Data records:

───

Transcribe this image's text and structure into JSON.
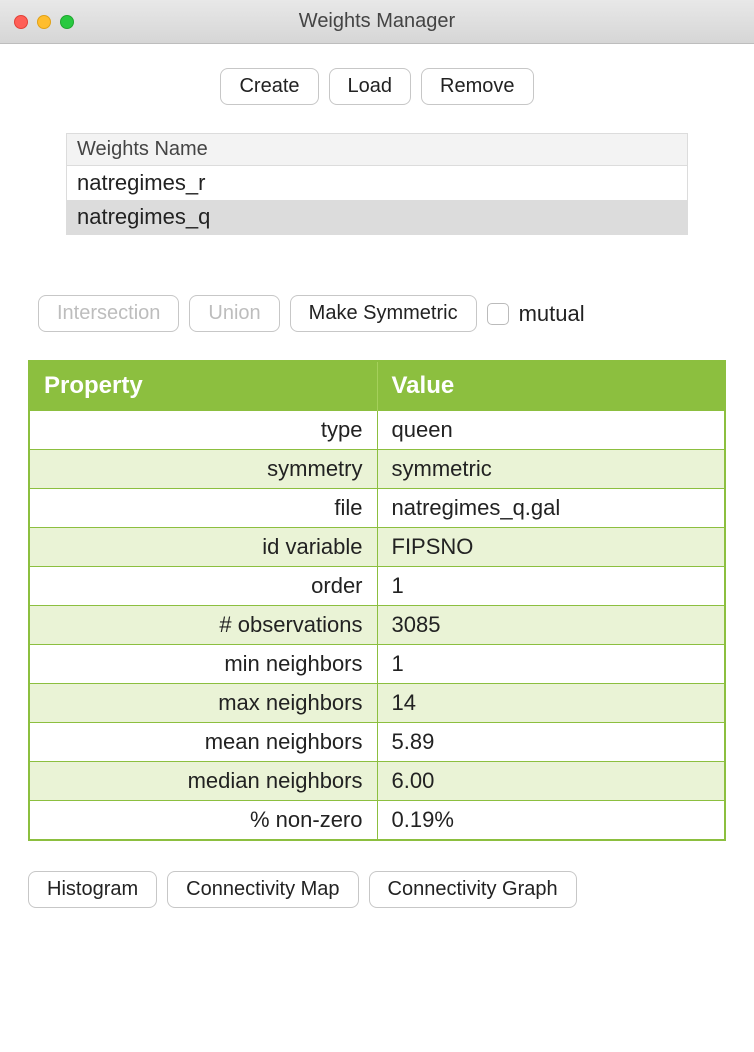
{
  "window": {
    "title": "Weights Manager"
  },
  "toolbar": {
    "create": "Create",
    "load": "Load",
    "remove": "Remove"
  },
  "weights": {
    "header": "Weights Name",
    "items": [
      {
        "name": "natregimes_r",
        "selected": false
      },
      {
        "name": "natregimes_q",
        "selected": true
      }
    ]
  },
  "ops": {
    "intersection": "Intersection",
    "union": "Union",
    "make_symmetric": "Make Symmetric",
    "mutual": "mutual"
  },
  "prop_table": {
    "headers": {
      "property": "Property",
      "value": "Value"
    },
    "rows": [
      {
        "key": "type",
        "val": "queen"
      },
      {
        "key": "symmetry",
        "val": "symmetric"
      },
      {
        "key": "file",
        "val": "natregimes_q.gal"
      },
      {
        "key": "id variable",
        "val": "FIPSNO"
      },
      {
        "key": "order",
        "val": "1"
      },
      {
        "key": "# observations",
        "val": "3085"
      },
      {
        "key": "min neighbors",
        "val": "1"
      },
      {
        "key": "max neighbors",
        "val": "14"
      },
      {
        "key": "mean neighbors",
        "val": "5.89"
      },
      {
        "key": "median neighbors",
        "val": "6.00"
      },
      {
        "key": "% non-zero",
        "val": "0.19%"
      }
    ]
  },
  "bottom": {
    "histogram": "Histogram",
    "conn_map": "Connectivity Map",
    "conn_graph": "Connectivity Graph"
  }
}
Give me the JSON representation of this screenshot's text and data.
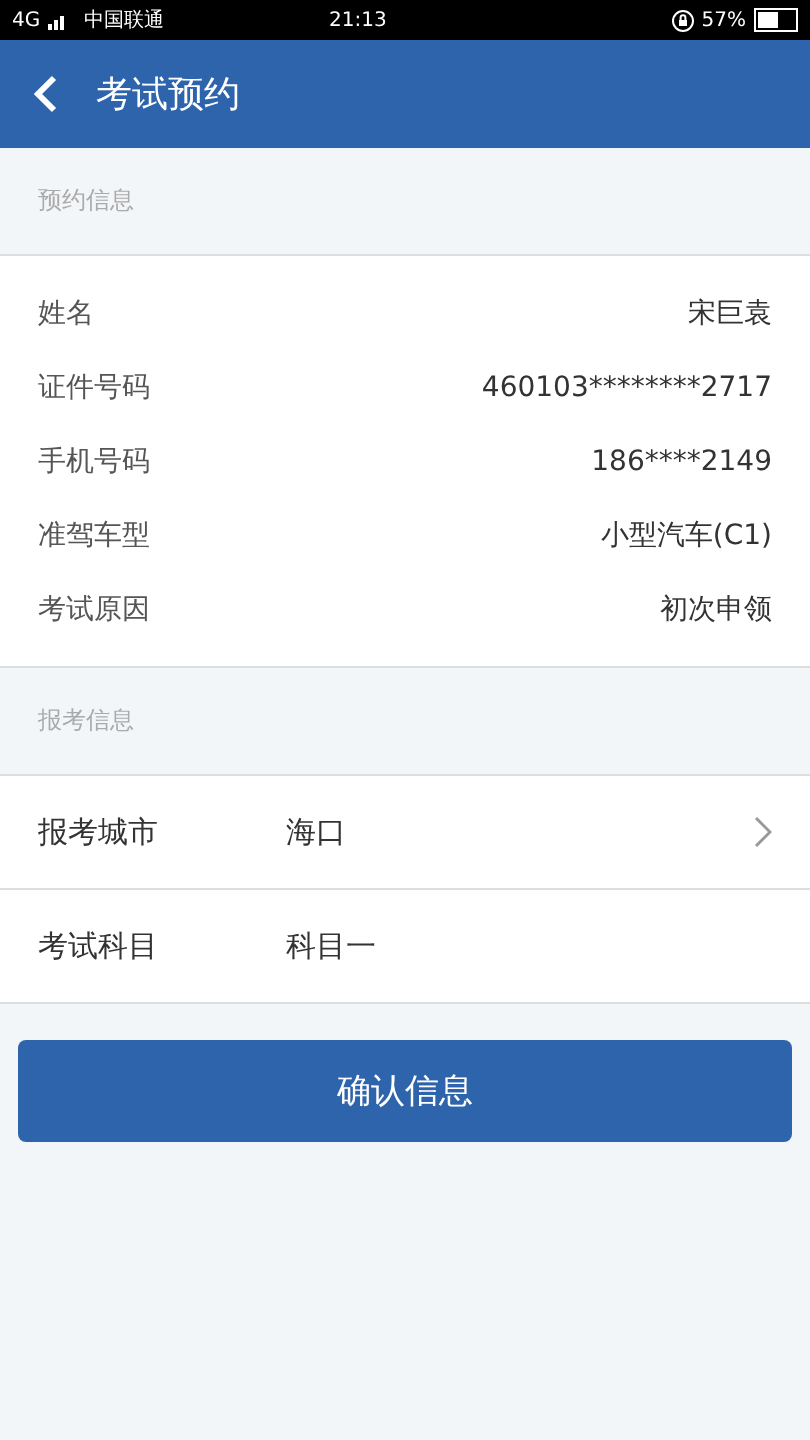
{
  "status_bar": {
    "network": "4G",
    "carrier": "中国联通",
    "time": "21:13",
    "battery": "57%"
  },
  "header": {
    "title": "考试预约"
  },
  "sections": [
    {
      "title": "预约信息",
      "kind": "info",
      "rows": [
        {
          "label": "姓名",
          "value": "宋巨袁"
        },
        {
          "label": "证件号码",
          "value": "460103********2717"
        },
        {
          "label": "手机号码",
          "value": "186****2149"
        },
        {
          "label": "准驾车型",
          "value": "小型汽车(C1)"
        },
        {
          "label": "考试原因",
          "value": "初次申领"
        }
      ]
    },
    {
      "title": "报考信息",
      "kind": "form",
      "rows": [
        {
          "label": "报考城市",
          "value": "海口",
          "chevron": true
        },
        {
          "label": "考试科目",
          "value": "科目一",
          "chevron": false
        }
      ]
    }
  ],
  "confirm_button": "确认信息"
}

───

DIRECTION: Reproduce the material above in full, exactly, with no images.

EXERCISE RESULT:
Transcribe this image's text and structure into JSON.
{
  "window": {
    "title": "Weights Manager"
  },
  "toolbar": {
    "create": "Create",
    "load": "Load",
    "remove": "Remove"
  },
  "weights": {
    "header": "Weights Name",
    "items": [
      {
        "name": "natregimes_r",
        "selected": false
      },
      {
        "name": "natregimes_q",
        "selected": true
      }
    ]
  },
  "ops": {
    "intersection": "Intersection",
    "union": "Union",
    "make_symmetric": "Make Symmetric",
    "mutual": "mutual"
  },
  "prop_table": {
    "headers": {
      "property": "Property",
      "value": "Value"
    },
    "rows": [
      {
        "key": "type",
        "val": "queen"
      },
      {
        "key": "symmetry",
        "val": "symmetric"
      },
      {
        "key": "file",
        "val": "natregimes_q.gal"
      },
      {
        "key": "id variable",
        "val": "FIPSNO"
      },
      {
        "key": "order",
        "val": "1"
      },
      {
        "key": "# observations",
        "val": "3085"
      },
      {
        "key": "min neighbors",
        "val": "1"
      },
      {
        "key": "max neighbors",
        "val": "14"
      },
      {
        "key": "mean neighbors",
        "val": "5.89"
      },
      {
        "key": "median neighbors",
        "val": "6.00"
      },
      {
        "key": "% non-zero",
        "val": "0.19%"
      }
    ]
  },
  "bottom": {
    "histogram": "Histogram",
    "conn_map": "Connectivity Map",
    "conn_graph": "Connectivity Graph"
  }
}
Give me the JSON representation of this screenshot's text and data.
{
  "status_bar": {
    "network": "4G",
    "carrier": "中国联通",
    "time": "21:13",
    "battery": "57%"
  },
  "header": {
    "title": "考试预约"
  },
  "sections": [
    {
      "title": "预约信息",
      "kind": "info",
      "rows": [
        {
          "label": "姓名",
          "value": "宋巨袁"
        },
        {
          "label": "证件号码",
          "value": "460103********2717"
        },
        {
          "label": "手机号码",
          "value": "186****2149"
        },
        {
          "label": "准驾车型",
          "value": "小型汽车(C1)"
        },
        {
          "label": "考试原因",
          "value": "初次申领"
        }
      ]
    },
    {
      "title": "报考信息",
      "kind": "form",
      "rows": [
        {
          "label": "报考城市",
          "value": "海口",
          "chevron": true
        },
        {
          "label": "考试科目",
          "value": "科目一",
          "chevron": false
        }
      ]
    }
  ],
  "confirm_button": "确认信息"
}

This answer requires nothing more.